# start of Records provided

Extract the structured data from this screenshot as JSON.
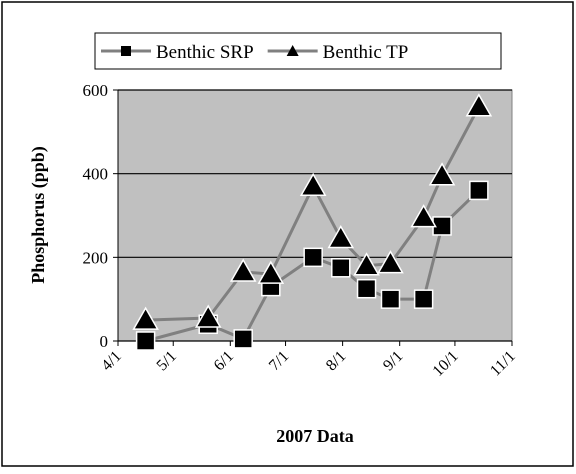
{
  "chart_data": {
    "type": "line",
    "y_label": "Phosphorus (ppb)",
    "x_label": "2007 Data",
    "x": [
      "4/16",
      "5/20",
      "6/8",
      "6/23",
      "7/16",
      "7/31",
      "8/14",
      "8/27",
      "9/14",
      "9/24",
      "10/14"
    ],
    "series": [
      {
        "name": "Benthic SRP",
        "color": "#808080",
        "marker": "square",
        "values": [
          0,
          40,
          5,
          130,
          200,
          175,
          125,
          100,
          100,
          275,
          360
        ]
      },
      {
        "name": "Benthic TP",
        "color": "#808080",
        "marker": "triangle",
        "values": [
          50,
          55,
          165,
          160,
          370,
          245,
          180,
          185,
          295,
          395,
          560
        ]
      }
    ],
    "xlim": [
      "4/1",
      "11/1"
    ],
    "xticks": [
      "4/1",
      "5/1",
      "6/1",
      "7/1",
      "8/1",
      "9/1",
      "10/1",
      "11/1"
    ],
    "ylim": [
      0,
      600
    ],
    "yticks": [
      0,
      200,
      400,
      600
    ],
    "grid": true,
    "plot_background": "#c0c0c0",
    "legend": "top"
  }
}
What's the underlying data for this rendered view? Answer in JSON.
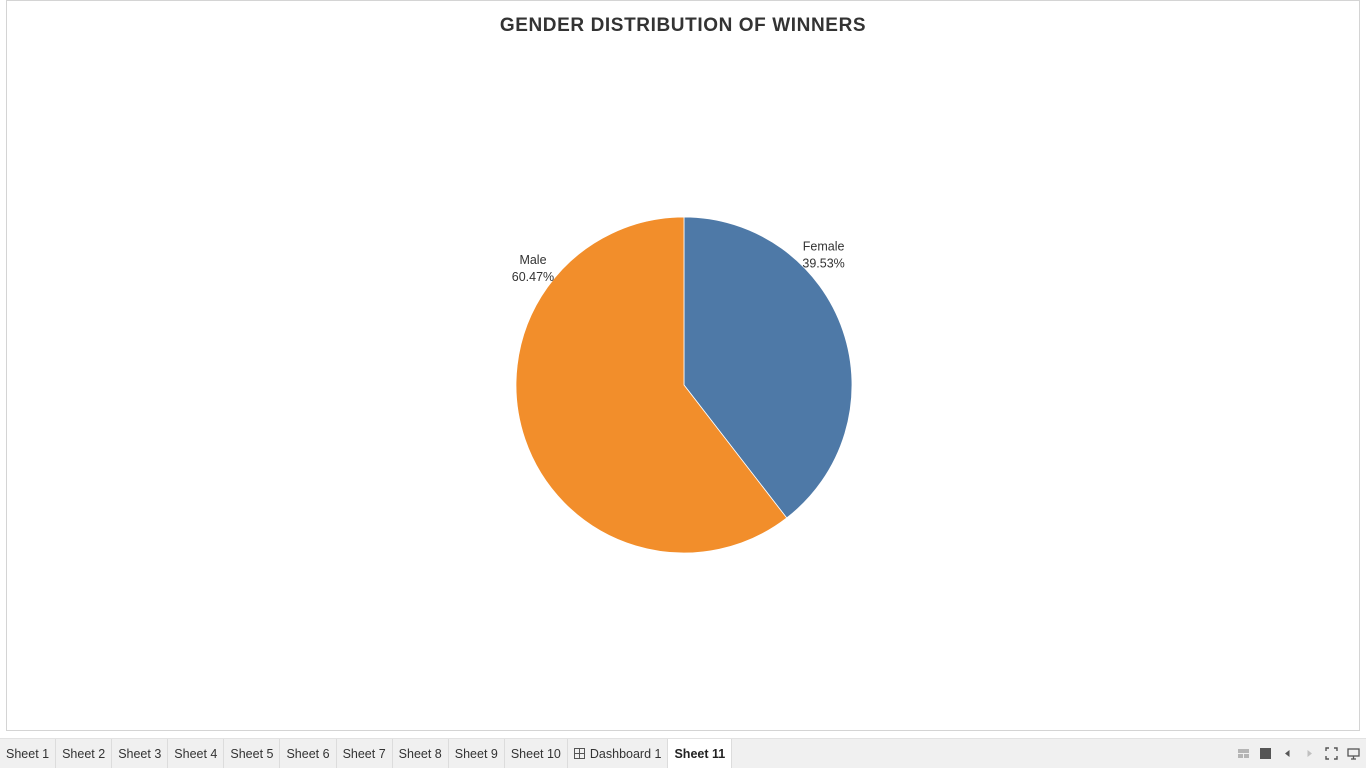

# end of Records provided

Task brief: Pick out and copy the lines of the material that include the word "JSON".

Problem solution:
Extract the structured data from this screenshot as JSON.
What's the underlying data for this rendered view? Answer in JSON.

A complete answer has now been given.